Begin

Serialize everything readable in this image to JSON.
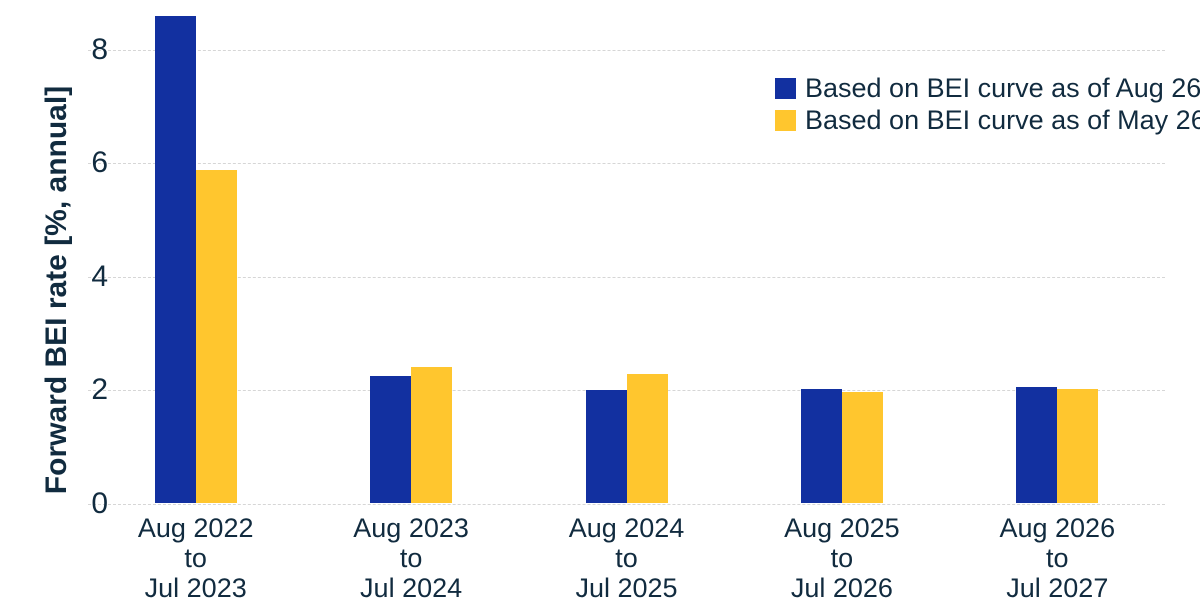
{
  "colors": {
    "series_aug_blue": "#1230A0",
    "series_may_yellow": "#FFC62E",
    "text_navy": "#112B3F",
    "gridline_gray": "#D6D6D6"
  },
  "chart_data": {
    "type": "bar",
    "title": "",
    "ylabel": "Forward BEI rate [%, annual]",
    "xlabel": "",
    "yticks": [
      0,
      2,
      4,
      6,
      8
    ],
    "ylim": [
      0,
      8.8
    ],
    "grid": "horizontal dashed",
    "legend_position": "top-right",
    "categories": [
      [
        "Aug 2022",
        "to",
        "Jul 2023"
      ],
      [
        "Aug 2023",
        "to",
        "Jul 2024"
      ],
      [
        "Aug 2024",
        "to",
        "Jul 2025"
      ],
      [
        "Aug 2025",
        "to",
        "Jul 2026"
      ],
      [
        "Aug 2026",
        "to",
        "Jul 2027"
      ]
    ],
    "series": [
      {
        "name": "Based on BEI curve as of Aug 26",
        "color": "#1230A0",
        "values": [
          8.6,
          2.25,
          2.01,
          2.02,
          2.06
        ]
      },
      {
        "name": "Based on BEI curve as of May 26",
        "color": "#FFC62E",
        "values": [
          5.88,
          2.4,
          2.29,
          1.97,
          2.02
        ]
      }
    ]
  }
}
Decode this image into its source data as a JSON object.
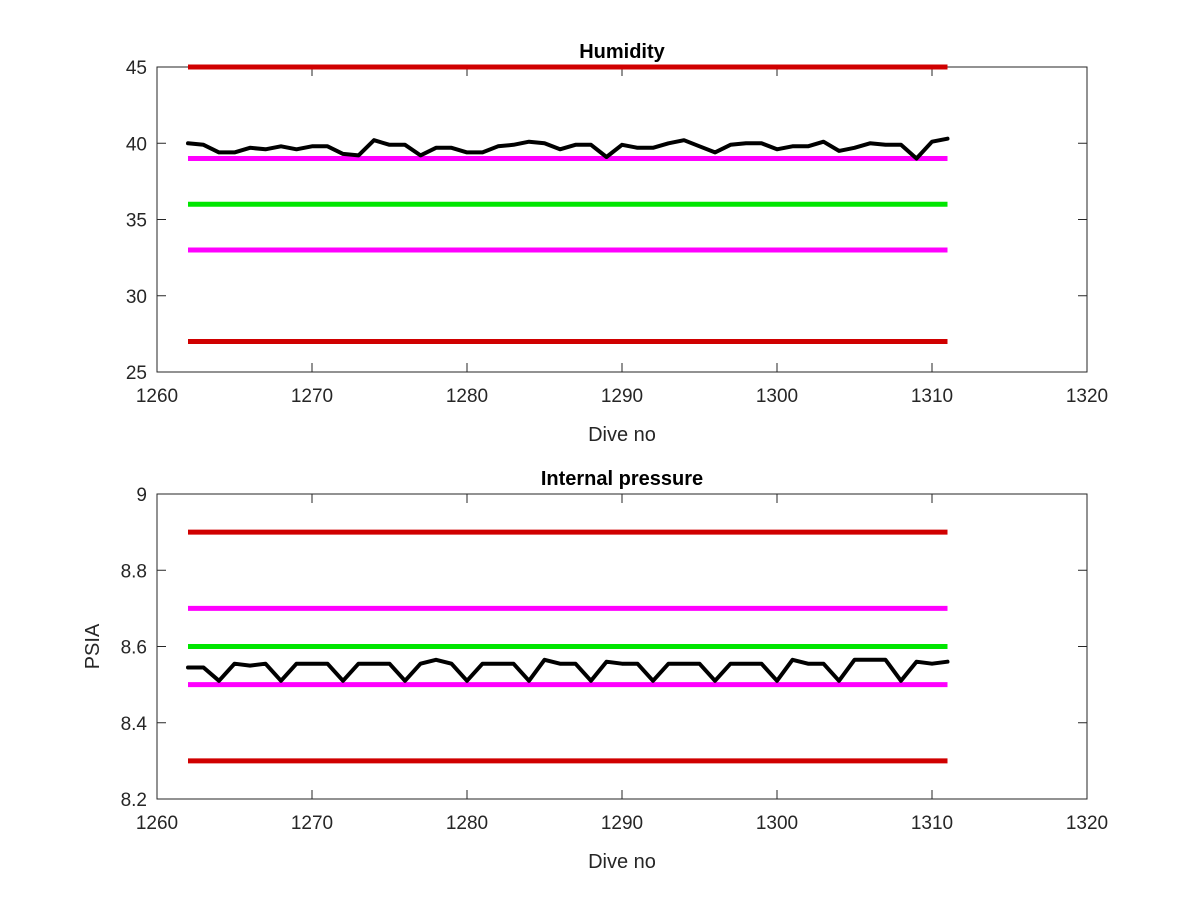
{
  "figure": {
    "background": "#ffffff"
  },
  "chart_data": [
    {
      "type": "line",
      "title": "Humidity",
      "xlabel": "Dive no",
      "ylabel": "",
      "xlim": [
        1260,
        1320
      ],
      "ylim": [
        25,
        45
      ],
      "xticks": [
        "1260",
        "1270",
        "1280",
        "1290",
        "1300",
        "1310",
        "1320"
      ],
      "yticks": [
        "25",
        "30",
        "35",
        "40",
        "45"
      ],
      "grid": false,
      "reference_lines": [
        {
          "value": 45,
          "color": "#d00000",
          "x_range": [
            1262,
            1311
          ]
        },
        {
          "value": 39,
          "color": "#ff00ff",
          "x_range": [
            1262,
            1311
          ]
        },
        {
          "value": 36,
          "color": "#00e600",
          "x_range": [
            1262,
            1311
          ]
        },
        {
          "value": 33,
          "color": "#ff00ff",
          "x_range": [
            1262,
            1311
          ]
        },
        {
          "value": 27,
          "color": "#d00000",
          "x_range": [
            1262,
            1311
          ]
        }
      ],
      "series": [
        {
          "color": "#000000",
          "x": [
            1262,
            1263,
            1264,
            1265,
            1266,
            1267,
            1268,
            1269,
            1270,
            1271,
            1272,
            1273,
            1274,
            1275,
            1276,
            1277,
            1278,
            1279,
            1280,
            1281,
            1282,
            1283,
            1284,
            1285,
            1286,
            1287,
            1288,
            1289,
            1290,
            1291,
            1292,
            1293,
            1294,
            1295,
            1296,
            1297,
            1298,
            1299,
            1300,
            1301,
            1302,
            1303,
            1304,
            1305,
            1306,
            1307,
            1308,
            1309,
            1310,
            1311
          ],
          "values": [
            40.0,
            39.9,
            39.4,
            39.4,
            39.7,
            39.6,
            39.8,
            39.6,
            39.8,
            39.8,
            39.3,
            39.2,
            40.2,
            39.9,
            39.9,
            39.2,
            39.7,
            39.7,
            39.4,
            39.4,
            39.8,
            39.9,
            40.1,
            40.0,
            39.6,
            39.9,
            39.9,
            39.1,
            39.9,
            39.7,
            39.7,
            40.0,
            40.2,
            39.8,
            39.4,
            39.9,
            40.0,
            40.0,
            39.6,
            39.8,
            39.8,
            40.1,
            39.5,
            39.7,
            40.0,
            39.9,
            39.9,
            39.0,
            40.1,
            40.3
          ]
        }
      ]
    },
    {
      "type": "line",
      "title": "Internal pressure",
      "xlabel": "Dive no",
      "ylabel": "PSIA",
      "xlim": [
        1260,
        1320
      ],
      "ylim": [
        8.2,
        9.0
      ],
      "xticks": [
        "1260",
        "1270",
        "1280",
        "1290",
        "1300",
        "1310",
        "1320"
      ],
      "yticks": [
        "8.2",
        "8.4",
        "8.6",
        "8.8",
        "9"
      ],
      "grid": false,
      "reference_lines": [
        {
          "value": 8.9,
          "color": "#d00000",
          "x_range": [
            1262,
            1311
          ]
        },
        {
          "value": 8.7,
          "color": "#ff00ff",
          "x_range": [
            1262,
            1311
          ]
        },
        {
          "value": 8.6,
          "color": "#00e600",
          "x_range": [
            1262,
            1311
          ]
        },
        {
          "value": 8.5,
          "color": "#ff00ff",
          "x_range": [
            1262,
            1311
          ]
        },
        {
          "value": 8.3,
          "color": "#d00000",
          "x_range": [
            1262,
            1311
          ]
        }
      ],
      "series": [
        {
          "color": "#000000",
          "x": [
            1262,
            1263,
            1264,
            1265,
            1266,
            1267,
            1268,
            1269,
            1270,
            1271,
            1272,
            1273,
            1274,
            1275,
            1276,
            1277,
            1278,
            1279,
            1280,
            1281,
            1282,
            1283,
            1284,
            1285,
            1286,
            1287,
            1288,
            1289,
            1290,
            1291,
            1292,
            1293,
            1294,
            1295,
            1296,
            1297,
            1298,
            1299,
            1300,
            1301,
            1302,
            1303,
            1304,
            1305,
            1306,
            1307,
            1308,
            1309,
            1310,
            1311
          ],
          "values": [
            8.545,
            8.545,
            8.51,
            8.555,
            8.55,
            8.555,
            8.51,
            8.555,
            8.555,
            8.555,
            8.51,
            8.555,
            8.555,
            8.555,
            8.51,
            8.555,
            8.565,
            8.555,
            8.51,
            8.555,
            8.555,
            8.555,
            8.51,
            8.565,
            8.555,
            8.555,
            8.51,
            8.56,
            8.555,
            8.555,
            8.51,
            8.555,
            8.555,
            8.555,
            8.51,
            8.555,
            8.555,
            8.555,
            8.51,
            8.565,
            8.555,
            8.555,
            8.51,
            8.565,
            8.565,
            8.565,
            8.51,
            8.56,
            8.555,
            8.56
          ]
        }
      ]
    }
  ]
}
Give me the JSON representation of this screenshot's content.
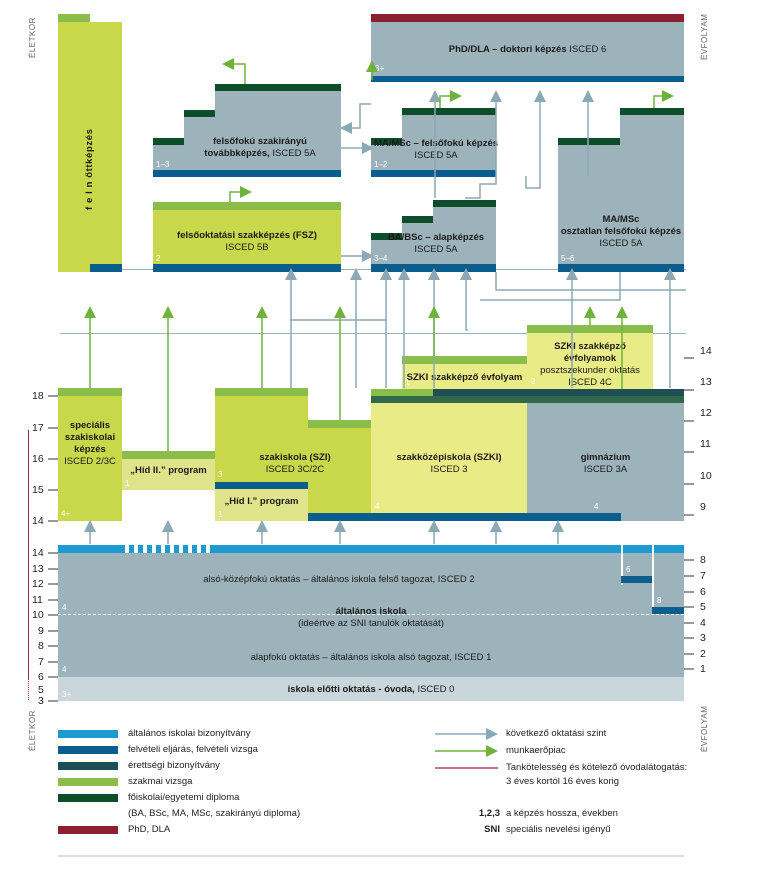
{
  "side_labels": {
    "left": "ÉLETKOR",
    "right": "ÉVFOLYAM"
  },
  "colors": {
    "gray": "#9db3bc",
    "lightgray": "#c9d6db",
    "lime": "#c8d84a",
    "lime_soft": "#dfe48a",
    "green": "#8bbd4a",
    "yellow": "#e9ec86",
    "blue": "#0a5d8c",
    "cyan": "#1d9ad0",
    "darkgreen": "#0d4d2a",
    "maroon": "#8b2030",
    "arrow": "#8aa9b4"
  },
  "boxes": {
    "phd": {
      "title": "PhD/DLA – doktori képzés",
      "isced": "ISCED 6",
      "len": "3+"
    },
    "felnott": {
      "title": "f e l n őttképzés"
    },
    "fsz5a": {
      "line1": "felsőfokú szakirányú",
      "line2": "továbbképzés,",
      "isced": "ISCED 5A",
      "len": "1–3"
    },
    "ma": {
      "title": "MA/MSc – felsőfokú képzés",
      "isced": "ISCED 5A",
      "len": "1–2"
    },
    "fsz": {
      "title": "felsőoktatási szakképzés (FSZ)",
      "isced": "ISCED 5B",
      "len": "2"
    },
    "ba": {
      "title": "BA/BSc – alapképzés",
      "isced": "ISCED 5A",
      "len": "3–4"
    },
    "osztatlan": {
      "line1": "MA/MSc",
      "line2": "osztatlan felsőfokú képzés",
      "isced": "ISCED 5A",
      "len": "5–6"
    },
    "szki_ev": {
      "title": "SZKI szakképző évfolyam",
      "len": "1"
    },
    "szki_post": {
      "line1": "SZKI szakképző évfolyamok",
      "line2": "posztszekunder oktatás",
      "isced": "ISCED 4C",
      "len": "2"
    },
    "specialis": {
      "line1": "speciális",
      "line2": "szakiskolai",
      "line3": "képzés",
      "isced": "ISCED 2/3C",
      "len": "4+"
    },
    "hid2": {
      "title": "„Híd II.” program",
      "len": "1"
    },
    "szi": {
      "title": "szakiskola (SZI)",
      "isced": "ISCED 3C/2C",
      "len": "3"
    },
    "hid1": {
      "title": "„Híd I.” program",
      "len": "1"
    },
    "szkozep": {
      "title": "szakközépiskola (SZKI)",
      "isced": "ISCED 3",
      "len": "4"
    },
    "gimn": {
      "title": "gimnázium",
      "isced": "ISCED 3A",
      "len": "4"
    },
    "alsokozep": {
      "title": "alsó-középfokú oktatás – általános iskola felső tagozat,",
      "isced": "ISCED 2",
      "len": "4"
    },
    "altalanos": {
      "title": "általános iskola",
      "sub": "(ideértve az SNI tanulók oktatását)"
    },
    "alapfoku": {
      "title": "alapfokú oktatás – általános iskola alsó tagozat,",
      "isced": "ISCED 1",
      "len": "4"
    },
    "ovoda": {
      "title": "iskola előtti oktatás - óvoda,",
      "isced": "ISCED 0",
      "len": "3+"
    },
    "gym6": {
      "len": "6"
    },
    "gym8": {
      "len": "8"
    }
  },
  "age_upper": [
    "18",
    "17",
    "16",
    "15",
    "14"
  ],
  "age_lower": [
    "14",
    "13",
    "12",
    "11",
    "10",
    "9",
    "8",
    "7",
    "6",
    "5",
    "3"
  ],
  "grade_upper": [
    "14",
    "13",
    "12",
    "11",
    "10",
    "9"
  ],
  "grade_lower": [
    "8",
    "7",
    "6",
    "5",
    "4",
    "3",
    "2",
    "1"
  ],
  "legend": {
    "left": [
      {
        "color": "#1d9ad0",
        "label": "általános iskolai bizonyítvány"
      },
      {
        "color": "#0a5d8c",
        "label": "felvételi eljárás, felvételi vizsga"
      },
      {
        "color": "#1e4f55",
        "label": "érettségi bizonyítvány"
      },
      {
        "color": "#8bbd4a",
        "label": "szakmai vizsga"
      },
      {
        "color": "#0d4d2a",
        "label": "főiskolai/egyetemi diploma"
      },
      {
        "color": "",
        "label": "(BA, BSc, MA, MSc, szakirányú diploma)"
      },
      {
        "color": "#8b2030",
        "label": "PhD, DLA"
      }
    ],
    "right": [
      {
        "label": "következő oktatási szint"
      },
      {
        "label": "munkaerőpiac"
      },
      {
        "label": "Tankötelesség és kötelező óvodalátogatás:"
      },
      {
        "label": "3 éves kortól 16 éves korig"
      },
      {
        "key": "1,2,3",
        "label": "a képzés hossza, években"
      },
      {
        "key": "SNI",
        "label": "speciális nevelési igényű"
      }
    ]
  }
}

End

[Required work]: Find every line in the entries that includes the word "right", then state how many there are and nothing else.

[Complete answer]: 3